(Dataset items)
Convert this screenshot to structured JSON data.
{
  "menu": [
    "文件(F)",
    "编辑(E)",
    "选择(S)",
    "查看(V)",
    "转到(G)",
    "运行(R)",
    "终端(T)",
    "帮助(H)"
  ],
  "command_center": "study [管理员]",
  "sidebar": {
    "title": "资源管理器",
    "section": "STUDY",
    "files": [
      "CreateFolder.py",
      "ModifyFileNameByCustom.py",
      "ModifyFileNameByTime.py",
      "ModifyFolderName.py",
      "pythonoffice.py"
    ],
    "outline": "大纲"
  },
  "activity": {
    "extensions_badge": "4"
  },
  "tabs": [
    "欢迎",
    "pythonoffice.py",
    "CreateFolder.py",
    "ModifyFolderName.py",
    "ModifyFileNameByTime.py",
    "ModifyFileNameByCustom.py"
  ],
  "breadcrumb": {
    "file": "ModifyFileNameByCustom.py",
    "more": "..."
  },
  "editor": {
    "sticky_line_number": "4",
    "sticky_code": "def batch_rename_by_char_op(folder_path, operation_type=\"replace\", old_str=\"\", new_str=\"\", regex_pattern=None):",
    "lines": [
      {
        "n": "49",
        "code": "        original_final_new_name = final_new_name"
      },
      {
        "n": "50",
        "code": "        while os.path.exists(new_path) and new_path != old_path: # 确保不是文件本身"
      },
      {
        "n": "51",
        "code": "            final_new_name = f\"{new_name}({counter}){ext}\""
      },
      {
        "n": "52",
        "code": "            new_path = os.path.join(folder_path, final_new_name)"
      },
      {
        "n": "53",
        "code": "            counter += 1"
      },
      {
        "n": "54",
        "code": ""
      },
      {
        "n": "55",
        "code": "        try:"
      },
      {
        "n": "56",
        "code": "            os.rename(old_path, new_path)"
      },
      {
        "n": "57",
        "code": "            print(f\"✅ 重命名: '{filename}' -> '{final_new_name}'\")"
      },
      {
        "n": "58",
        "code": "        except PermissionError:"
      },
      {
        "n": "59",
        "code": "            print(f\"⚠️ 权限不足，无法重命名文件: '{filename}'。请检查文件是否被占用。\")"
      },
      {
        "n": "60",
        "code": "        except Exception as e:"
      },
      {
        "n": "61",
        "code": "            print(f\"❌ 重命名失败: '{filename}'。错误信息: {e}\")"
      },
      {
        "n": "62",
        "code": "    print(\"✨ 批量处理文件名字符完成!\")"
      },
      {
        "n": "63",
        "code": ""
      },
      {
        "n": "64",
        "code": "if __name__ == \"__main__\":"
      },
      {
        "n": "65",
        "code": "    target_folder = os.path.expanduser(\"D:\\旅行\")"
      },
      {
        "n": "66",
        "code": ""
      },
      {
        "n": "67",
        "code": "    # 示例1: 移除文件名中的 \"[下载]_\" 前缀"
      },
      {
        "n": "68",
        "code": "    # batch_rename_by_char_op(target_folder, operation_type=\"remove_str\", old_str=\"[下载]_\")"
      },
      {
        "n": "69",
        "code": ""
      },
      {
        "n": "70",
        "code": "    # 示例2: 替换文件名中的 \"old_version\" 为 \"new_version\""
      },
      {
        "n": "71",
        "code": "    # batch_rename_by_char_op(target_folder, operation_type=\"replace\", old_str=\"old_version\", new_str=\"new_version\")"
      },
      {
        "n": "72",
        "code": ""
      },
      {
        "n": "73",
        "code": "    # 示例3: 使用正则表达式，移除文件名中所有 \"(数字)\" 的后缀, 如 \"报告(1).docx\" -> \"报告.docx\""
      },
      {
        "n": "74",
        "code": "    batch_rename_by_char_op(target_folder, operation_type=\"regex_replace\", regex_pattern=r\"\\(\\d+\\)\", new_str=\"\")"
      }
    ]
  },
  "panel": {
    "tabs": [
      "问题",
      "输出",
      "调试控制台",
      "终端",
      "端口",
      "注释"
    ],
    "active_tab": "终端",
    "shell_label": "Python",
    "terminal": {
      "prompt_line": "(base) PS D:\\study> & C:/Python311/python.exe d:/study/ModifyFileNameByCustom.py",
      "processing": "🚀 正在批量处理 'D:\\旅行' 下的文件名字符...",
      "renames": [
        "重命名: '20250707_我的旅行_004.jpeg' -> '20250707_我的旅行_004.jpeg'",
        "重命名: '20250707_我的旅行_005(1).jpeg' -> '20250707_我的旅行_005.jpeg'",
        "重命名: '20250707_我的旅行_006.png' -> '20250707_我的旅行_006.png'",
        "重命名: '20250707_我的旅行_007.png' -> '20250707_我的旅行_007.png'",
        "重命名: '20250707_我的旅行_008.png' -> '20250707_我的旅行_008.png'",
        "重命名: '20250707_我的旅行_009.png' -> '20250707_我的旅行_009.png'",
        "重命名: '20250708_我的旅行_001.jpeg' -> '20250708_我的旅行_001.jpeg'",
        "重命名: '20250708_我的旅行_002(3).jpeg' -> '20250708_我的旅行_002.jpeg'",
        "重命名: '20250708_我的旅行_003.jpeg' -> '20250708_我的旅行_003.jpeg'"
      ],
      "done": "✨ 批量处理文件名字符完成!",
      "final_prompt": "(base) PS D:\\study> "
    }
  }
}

■ WHAT IS ASKED ■
What is needed here is an exact reproduction of all the entries.

■ RESULT OF THIS EXERCISE ■
Convert this screenshot to structured JSON data.
{
  "menu": [
    "文件(F)",
    "编辑(E)",
    "选择(S)",
    "查看(V)",
    "转到(G)",
    "运行(R)",
    "终端(T)",
    "帮助(H)"
  ],
  "command_center": "study [管理员]",
  "sidebar": {
    "title": "资源管理器",
    "section": "STUDY",
    "files": [
      "CreateFolder.py",
      "ModifyFileNameByCustom.py",
      "ModifyFileNameByTime.py",
      "ModifyFolderName.py",
      "pythonoffice.py"
    ],
    "outline": "大纲"
  },
  "activity": {
    "extensions_badge": "4"
  },
  "tabs": [
    "欢迎",
    "pythonoffice.py",
    "CreateFolder.py",
    "ModifyFolderName.py",
    "ModifyFileNameByTime.py",
    "ModifyFileNameByCustom.py"
  ],
  "breadcrumb": {
    "file": "ModifyFileNameByCustom.py",
    "more": "..."
  },
  "editor": {
    "sticky_line_number": "4",
    "sticky_code": "def batch_rename_by_char_op(folder_path, operation_type=\"replace\", old_str=\"\", new_str=\"\", regex_pattern=None):",
    "lines": [
      {
        "n": "49",
        "code": "        original_final_new_name = final_new_name"
      },
      {
        "n": "50",
        "code": "        while os.path.exists(new_path) and new_path != old_path: # 确保不是文件本身"
      },
      {
        "n": "51",
        "code": "            final_new_name = f\"{new_name}({counter}){ext}\""
      },
      {
        "n": "52",
        "code": "            new_path = os.path.join(folder_path, final_new_name)"
      },
      {
        "n": "53",
        "code": "            counter += 1"
      },
      {
        "n": "54",
        "code": ""
      },
      {
        "n": "55",
        "code": "        try:"
      },
      {
        "n": "56",
        "code": "            os.rename(old_path, new_path)"
      },
      {
        "n": "57",
        "code": "            print(f\"✅ 重命名: '{filename}' -> '{final_new_name}'\")"
      },
      {
        "n": "58",
        "code": "        except PermissionError:"
      },
      {
        "n": "59",
        "code": "            print(f\"⚠️ 权限不足，无法重命名文件: '{filename}'。请检查文件是否被占用。\")"
      },
      {
        "n": "60",
        "code": "        except Exception as e:"
      },
      {
        "n": "61",
        "code": "            print(f\"❌ 重命名失败: '{filename}'。错误信息: {e}\")"
      },
      {
        "n": "62",
        "code": "    print(\"✨ 批量处理文件名字符完成!\")"
      },
      {
        "n": "63",
        "code": ""
      },
      {
        "n": "64",
        "code": "if __name__ == \"__main__\":"
      },
      {
        "n": "65",
        "code": "    target_folder = os.path.expanduser(\"D:\\旅行\")"
      },
      {
        "n": "66",
        "code": ""
      },
      {
        "n": "67",
        "code": "    # 示例1: 移除文件名中的 \"[下载]_\" 前缀"
      },
      {
        "n": "68",
        "code": "    # batch_rename_by_char_op(target_folder, operation_type=\"remove_str\", old_str=\"[下载]_\")"
      },
      {
        "n": "69",
        "code": ""
      },
      {
        "n": "70",
        "code": "    # 示例2: 替换文件名中的 \"old_version\" 为 \"new_version\""
      },
      {
        "n": "71",
        "code": "    # batch_rename_by_char_op(target_folder, operation_type=\"replace\", old_str=\"old_version\", new_str=\"new_version\")"
      },
      {
        "n": "72",
        "code": ""
      },
      {
        "n": "73",
        "code": "    # 示例3: 使用正则表达式，移除文件名中所有 \"(数字)\" 的后缀, 如 \"报告(1).docx\" -> \"报告.docx\""
      },
      {
        "n": "74",
        "code": "    batch_rename_by_char_op(target_folder, operation_type=\"regex_replace\", regex_pattern=r\"\\(\\d+\\)\", new_str=\"\")"
      }
    ]
  },
  "panel": {
    "tabs": [
      "问题",
      "输出",
      "调试控制台",
      "终端",
      "端口",
      "注释"
    ],
    "active_tab": "终端",
    "shell_label": "Python",
    "terminal": {
      "prompt_line": "(base) PS D:\\study> & C:/Python311/python.exe d:/study/ModifyFileNameByCustom.py",
      "processing": "🚀 正在批量处理 'D:\\旅行' 下的文件名字符...",
      "renames": [
        "重命名: '20250707_我的旅行_004.jpeg' -> '20250707_我的旅行_004.jpeg'",
        "重命名: '20250707_我的旅行_005(1).jpeg' -> '20250707_我的旅行_005.jpeg'",
        "重命名: '20250707_我的旅行_006.png' -> '20250707_我的旅行_006.png'",
        "重命名: '20250707_我的旅行_007.png' -> '20250707_我的旅行_007.png'",
        "重命名: '20250707_我的旅行_008.png' -> '20250707_我的旅行_008.png'",
        "重命名: '20250707_我的旅行_009.png' -> '20250707_我的旅行_009.png'",
        "重命名: '20250708_我的旅行_001.jpeg' -> '20250708_我的旅行_001.jpeg'",
        "重命名: '20250708_我的旅行_002(3).jpeg' -> '20250708_我的旅行_002.jpeg'",
        "重命名: '20250708_我的旅行_003.jpeg' -> '20250708_我的旅行_003.jpeg'"
      ],
      "done": "✨ 批量处理文件名字符完成!",
      "final_prompt": "(base) PS D:\\study> "
    }
  }
}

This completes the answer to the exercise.